# Aim of the task
Write out all of the data without omission, exactly as shown.

# Data to use
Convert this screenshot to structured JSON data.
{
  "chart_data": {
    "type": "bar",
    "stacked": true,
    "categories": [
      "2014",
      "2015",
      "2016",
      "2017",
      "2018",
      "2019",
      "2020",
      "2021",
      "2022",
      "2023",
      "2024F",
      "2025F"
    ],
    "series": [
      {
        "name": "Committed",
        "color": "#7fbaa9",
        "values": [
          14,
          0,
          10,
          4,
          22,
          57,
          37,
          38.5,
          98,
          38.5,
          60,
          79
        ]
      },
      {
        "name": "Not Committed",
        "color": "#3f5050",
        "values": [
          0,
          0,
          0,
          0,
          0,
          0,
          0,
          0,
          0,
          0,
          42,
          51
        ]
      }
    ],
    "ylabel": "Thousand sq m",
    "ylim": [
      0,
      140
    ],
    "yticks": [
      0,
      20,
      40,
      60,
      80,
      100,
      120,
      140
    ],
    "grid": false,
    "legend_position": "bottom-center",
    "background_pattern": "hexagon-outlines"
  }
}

# The output
Convert this screenshot to structured JSON data.
{
  "chart_data": {
    "type": "bar",
    "stacked": true,
    "categories": [
      "2014",
      "2015",
      "2016",
      "2017",
      "2018",
      "2019",
      "2020",
      "2021",
      "2022",
      "2023",
      "2024F",
      "2025F"
    ],
    "series": [
      {
        "name": "Committed",
        "color": "#7fbaa9",
        "values": [
          14,
          0,
          10,
          4,
          22,
          57,
          37,
          38.5,
          98,
          38.5,
          60,
          79
        ]
      },
      {
        "name": "Not Committed",
        "color": "#3f5050",
        "values": [
          0,
          0,
          0,
          0,
          0,
          0,
          0,
          0,
          0,
          0,
          42,
          51
        ]
      }
    ],
    "ylabel": "Thousand sq m",
    "ylim": [
      0,
      140
    ],
    "yticks": [
      0,
      20,
      40,
      60,
      80,
      100,
      120,
      140
    ],
    "grid": false,
    "legend_position": "bottom-center",
    "background_pattern": "hexagon-outlines"
  }
}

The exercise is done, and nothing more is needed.